Stated problem
All of the lines below are to be printed again exactly; images are excluded from the output.
----------------------------------------
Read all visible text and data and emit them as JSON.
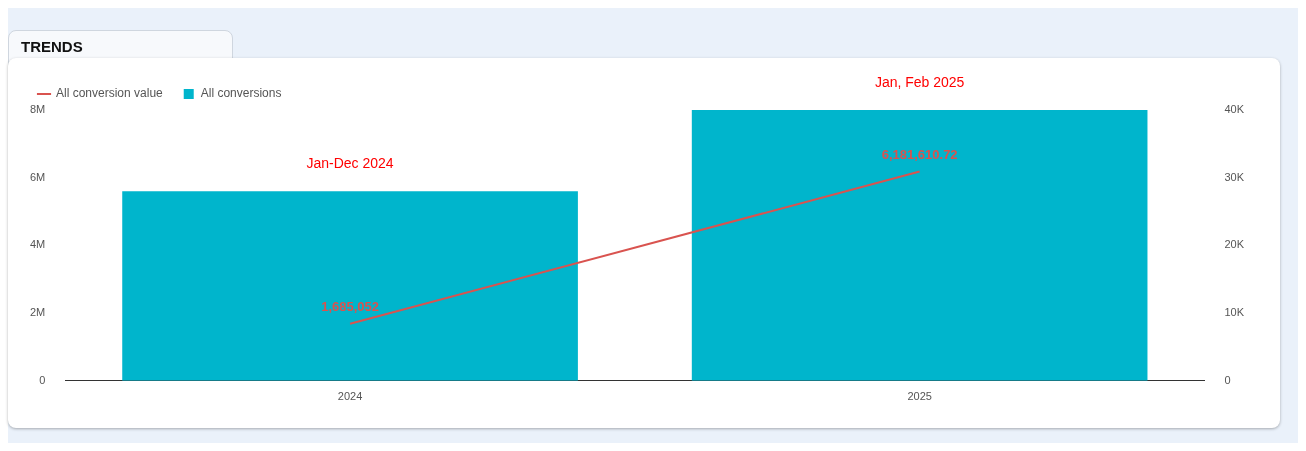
{
  "chart_data": {
    "type": "bar",
    "title": "TRENDS",
    "categories": [
      "2024",
      "2025"
    ],
    "series": [
      {
        "name": "All conversion value",
        "type": "line",
        "color": "#d9534f",
        "values": [
          1685052,
          6181610.72
        ],
        "value_labels": [
          "1,685,052",
          "6,181,610.72"
        ]
      },
      {
        "name": "All conversions",
        "color": "#00b5cc",
        "values": [
          28000,
          40000
        ],
        "axis": "y2"
      }
    ],
    "ylim": [
      0,
      8000000
    ],
    "yticks": [
      {
        "value": 0,
        "label": "0"
      },
      {
        "value": 2000000,
        "label": "2M"
      },
      {
        "value": 4000000,
        "label": "4M"
      },
      {
        "value": 6000000,
        "label": "6M"
      },
      {
        "value": 8000000,
        "label": "8M"
      }
    ],
    "y2lim": [
      0,
      40000
    ],
    "y2ticks": [
      {
        "value": 0,
        "label": "0"
      },
      {
        "value": 10000,
        "label": "10K"
      },
      {
        "value": 20000,
        "label": "20K"
      },
      {
        "value": 30000,
        "label": "30K"
      },
      {
        "value": 40000,
        "label": "40K"
      }
    ],
    "annotations": [
      "Jan-Dec 2024",
      "Jan, Feb 2025"
    ],
    "legend": "top left",
    "grid": false,
    "marker": "none"
  }
}
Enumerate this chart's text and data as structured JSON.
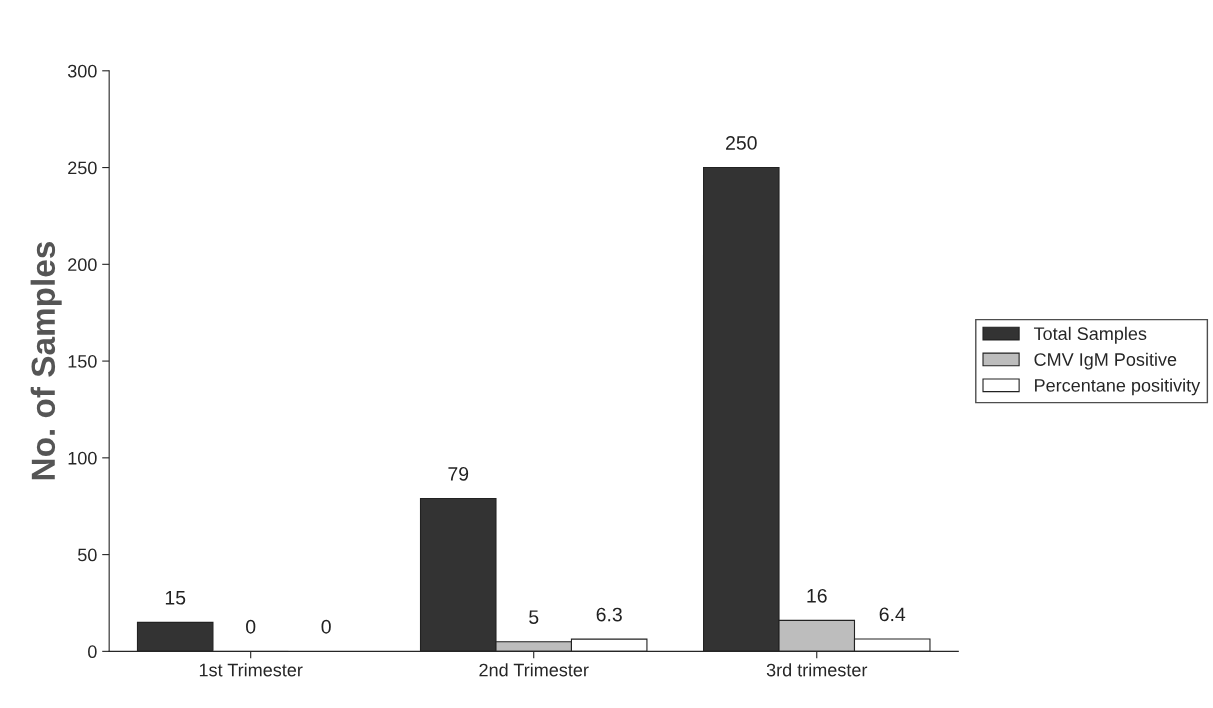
{
  "chart_data": {
    "type": "bar",
    "ylabel": "No. of Samples",
    "categories": [
      "1st Trimester",
      "2nd Trimester",
      "3rd trimester"
    ],
    "series": [
      {
        "name": "Total Samples",
        "color": "#333333",
        "values": [
          15,
          79,
          250
        ]
      },
      {
        "name": "CMV IgM Positive",
        "color": "#bdbdbd",
        "values": [
          0,
          5,
          16
        ]
      },
      {
        "name": "Percentane positivity",
        "color": "#ffffff",
        "values": [
          0,
          6.3,
          6.4
        ]
      }
    ],
    "ylim": [
      0,
      300
    ],
    "yticks": [
      0,
      50,
      100,
      150,
      200,
      250,
      300
    ],
    "data_labels": true,
    "legend": "right"
  }
}
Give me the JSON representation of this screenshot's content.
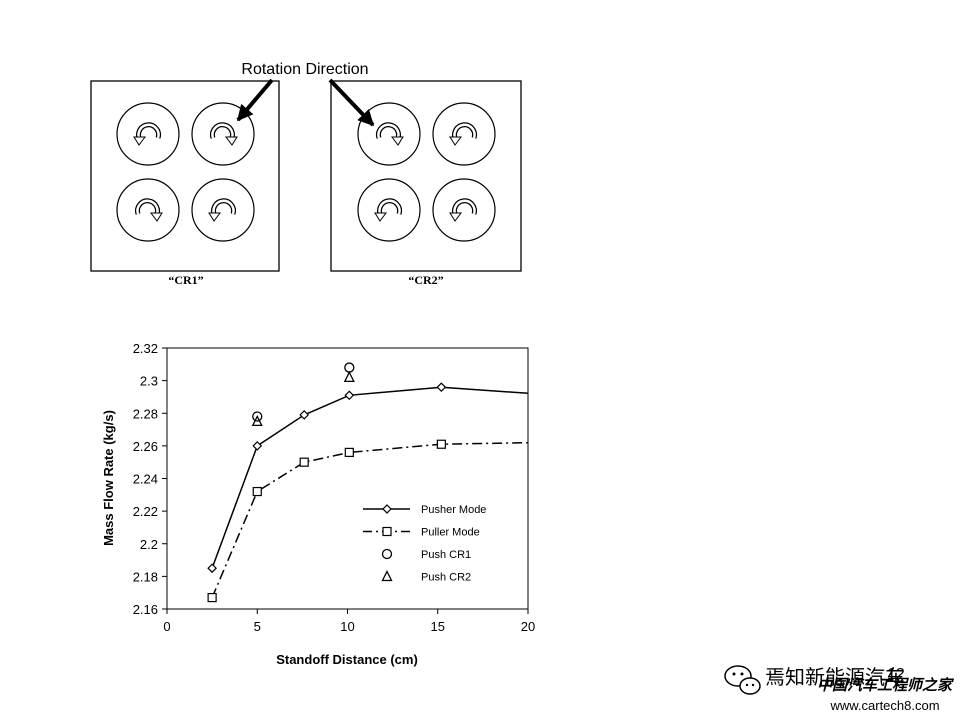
{
  "diagram": {
    "annotation": "Rotation Direction",
    "panels": [
      {
        "label": "“CR1”",
        "rotors": [
          "ccw",
          "cw",
          "cw",
          "ccw"
        ]
      },
      {
        "label": "“CR2”",
        "rotors": [
          "cw",
          "ccw",
          "ccw",
          "ccw"
        ]
      }
    ]
  },
  "chart_data": {
    "type": "line",
    "xlabel": "Standoff Distance (cm)",
    "ylabel": "Mass Flow Rate (kg/s)",
    "xlim": [
      0,
      20
    ],
    "ylim": [
      2.16,
      2.32
    ],
    "xticks": [
      0,
      5,
      10,
      15,
      20
    ],
    "xtick_labels": [
      "0",
      "5",
      "10",
      "15",
      "20"
    ],
    "yticks": [
      2.16,
      2.18,
      2.2,
      2.22,
      2.24,
      2.26,
      2.28,
      2.3,
      2.32
    ],
    "ytick_labels": [
      "2.16",
      "2.18",
      "2.2",
      "2.22",
      "2.24",
      "2.26",
      "2.28",
      "2.3",
      "2.32"
    ],
    "grid": false,
    "legend_position": "bottom-right",
    "series": [
      {
        "name": "Pusher Mode",
        "marker": "diamond",
        "line": "solid",
        "x": [
          2.5,
          5.0,
          7.6,
          10.1,
          15.2,
          20.3
        ],
        "y": [
          2.185,
          2.26,
          2.279,
          2.291,
          2.296,
          2.292
        ]
      },
      {
        "name": "Puller Mode",
        "marker": "square",
        "line": "dash-dot",
        "x": [
          2.5,
          5.0,
          7.6,
          10.1,
          15.2,
          20.3
        ],
        "y": [
          2.167,
          2.232,
          2.25,
          2.256,
          2.261,
          2.262
        ]
      },
      {
        "name": "Push CR1",
        "marker": "circle",
        "line": "none",
        "x": [
          5.0,
          10.1
        ],
        "y": [
          2.278,
          2.308
        ]
      },
      {
        "name": "Push CR2",
        "marker": "triangle",
        "line": "none",
        "x": [
          5.0,
          10.1
        ],
        "y": [
          2.275,
          2.302
        ]
      }
    ]
  },
  "footer": {
    "page_number": "12",
    "watermark_account": "焉知新能源汽车",
    "watermark_site_name": "中国汽车工程师之家",
    "watermark_url": "www.cartech8.com"
  }
}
----------------------------------------
Task output
Read all visible text and data and emit them as JSON.
{
  "chart_data": {
    "type": "bar",
    "title": "TRENDS",
    "categories": [
      "2024",
      "2025"
    ],
    "series": [
      {
        "name": "All conversion value",
        "type": "line",
        "color": "#d9534f",
        "values": [
          1685052,
          6181610.72
        ],
        "value_labels": [
          "1,685,052",
          "6,181,610.72"
        ]
      },
      {
        "name": "All conversions",
        "color": "#00b5cc",
        "values": [
          28000,
          40000
        ],
        "axis": "y2"
      }
    ],
    "ylim": [
      0,
      8000000
    ],
    "yticks": [
      {
        "value": 0,
        "label": "0"
      },
      {
        "value": 2000000,
        "label": "2M"
      },
      {
        "value": 4000000,
        "label": "4M"
      },
      {
        "value": 6000000,
        "label": "6M"
      },
      {
        "value": 8000000,
        "label": "8M"
      }
    ],
    "y2lim": [
      0,
      40000
    ],
    "y2ticks": [
      {
        "value": 0,
        "label": "0"
      },
      {
        "value": 10000,
        "label": "10K"
      },
      {
        "value": 20000,
        "label": "20K"
      },
      {
        "value": 30000,
        "label": "30K"
      },
      {
        "value": 40000,
        "label": "40K"
      }
    ],
    "annotations": [
      "Jan-Dec 2024",
      "Jan, Feb 2025"
    ],
    "legend": "top left",
    "grid": false,
    "marker": "none"
  }
}
Enumerate this chart's text and data as structured JSON.
{
  "chart_data": {
    "type": "bar",
    "ylabel": "No. of Samples",
    "categories": [
      "1st Trimester",
      "2nd Trimester",
      "3rd trimester"
    ],
    "series": [
      {
        "name": "Total Samples",
        "color": "#333333",
        "values": [
          15,
          79,
          250
        ]
      },
      {
        "name": "CMV IgM Positive",
        "color": "#bdbdbd",
        "values": [
          0,
          5,
          16
        ]
      },
      {
        "name": "Percentane positivity",
        "color": "#ffffff",
        "values": [
          0,
          6.3,
          6.4
        ]
      }
    ],
    "ylim": [
      0,
      300
    ],
    "yticks": [
      0,
      50,
      100,
      150,
      200,
      250,
      300
    ],
    "data_labels": true,
    "legend": "right"
  }
}
Give me the JSON representation of this screenshot's content.
{
  "diagram": {
    "annotation": "Rotation Direction",
    "panels": [
      {
        "label": "“CR1”",
        "rotors": [
          "ccw",
          "cw",
          "cw",
          "ccw"
        ]
      },
      {
        "label": "“CR2”",
        "rotors": [
          "cw",
          "ccw",
          "ccw",
          "ccw"
        ]
      }
    ]
  },
  "chart_data": {
    "type": "line",
    "xlabel": "Standoff Distance (cm)",
    "ylabel": "Mass Flow Rate (kg/s)",
    "xlim": [
      0,
      20
    ],
    "ylim": [
      2.16,
      2.32
    ],
    "xticks": [
      0,
      5,
      10,
      15,
      20
    ],
    "xtick_labels": [
      "0",
      "5",
      "10",
      "15",
      "20"
    ],
    "yticks": [
      2.16,
      2.18,
      2.2,
      2.22,
      2.24,
      2.26,
      2.28,
      2.3,
      2.32
    ],
    "ytick_labels": [
      "2.16",
      "2.18",
      "2.2",
      "2.22",
      "2.24",
      "2.26",
      "2.28",
      "2.3",
      "2.32"
    ],
    "grid": false,
    "legend_position": "bottom-right",
    "series": [
      {
        "name": "Pusher Mode",
        "marker": "diamond",
        "line": "solid",
        "x": [
          2.5,
          5.0,
          7.6,
          10.1,
          15.2,
          20.3
        ],
        "y": [
          2.185,
          2.26,
          2.279,
          2.291,
          2.296,
          2.292
        ]
      },
      {
        "name": "Puller Mode",
        "marker": "square",
        "line": "dash-dot",
        "x": [
          2.5,
          5.0,
          7.6,
          10.1,
          15.2,
          20.3
        ],
        "y": [
          2.167,
          2.232,
          2.25,
          2.256,
          2.261,
          2.262
        ]
      },
      {
        "name": "Push CR1",
        "marker": "circle",
        "line": "none",
        "x": [
          5.0,
          10.1
        ],
        "y": [
          2.278,
          2.308
        ]
      },
      {
        "name": "Push CR2",
        "marker": "triangle",
        "line": "none",
        "x": [
          5.0,
          10.1
        ],
        "y": [
          2.275,
          2.302
        ]
      }
    ]
  },
  "footer": {
    "page_number": "12",
    "watermark_account": "焉知新能源汽车",
    "watermark_site_name": "中国汽车工程师之家",
    "watermark_url": "www.cartech8.com"
  }
}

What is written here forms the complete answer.